Written exercise:
Every line holding the string "from" should be gathered.
•••••
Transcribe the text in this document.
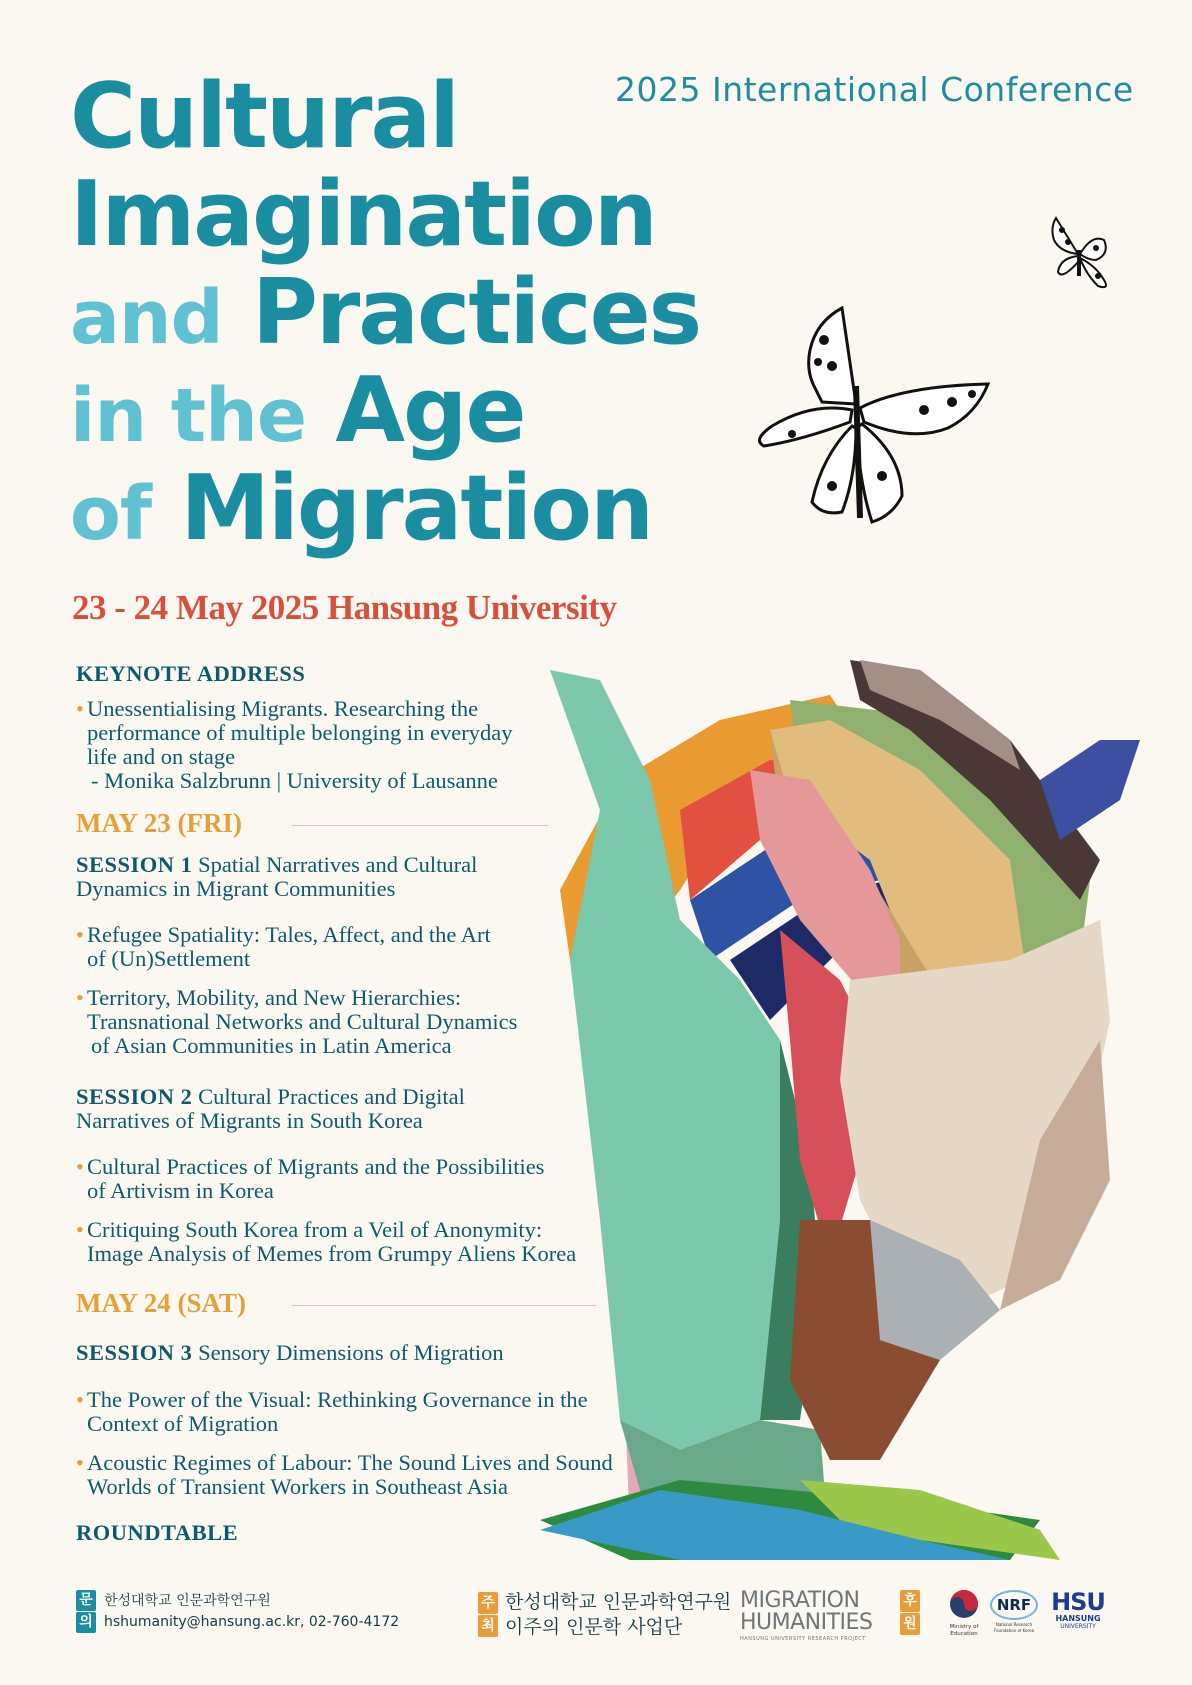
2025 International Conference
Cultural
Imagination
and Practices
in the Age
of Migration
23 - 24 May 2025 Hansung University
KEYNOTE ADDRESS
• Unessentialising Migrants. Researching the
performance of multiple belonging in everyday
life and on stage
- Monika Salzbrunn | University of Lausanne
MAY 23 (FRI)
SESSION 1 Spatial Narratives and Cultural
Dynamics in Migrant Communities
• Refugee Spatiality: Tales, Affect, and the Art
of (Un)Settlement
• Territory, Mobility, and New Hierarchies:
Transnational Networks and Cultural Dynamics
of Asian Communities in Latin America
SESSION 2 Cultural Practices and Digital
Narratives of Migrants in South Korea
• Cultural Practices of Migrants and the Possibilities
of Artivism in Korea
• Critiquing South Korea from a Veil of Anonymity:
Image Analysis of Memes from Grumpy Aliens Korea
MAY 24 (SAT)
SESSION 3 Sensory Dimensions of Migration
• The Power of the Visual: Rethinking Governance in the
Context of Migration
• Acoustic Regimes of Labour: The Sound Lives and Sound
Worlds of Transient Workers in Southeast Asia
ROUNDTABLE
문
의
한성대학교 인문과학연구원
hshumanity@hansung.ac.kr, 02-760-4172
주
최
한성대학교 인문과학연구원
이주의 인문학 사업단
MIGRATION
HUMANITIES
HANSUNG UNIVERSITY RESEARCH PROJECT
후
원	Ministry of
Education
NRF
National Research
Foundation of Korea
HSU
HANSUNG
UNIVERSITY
•••••
Result of the task:
• Critiquing South Korea from a Veil of Anonymity:
Image Analysis of Memes from Grumpy Aliens Korea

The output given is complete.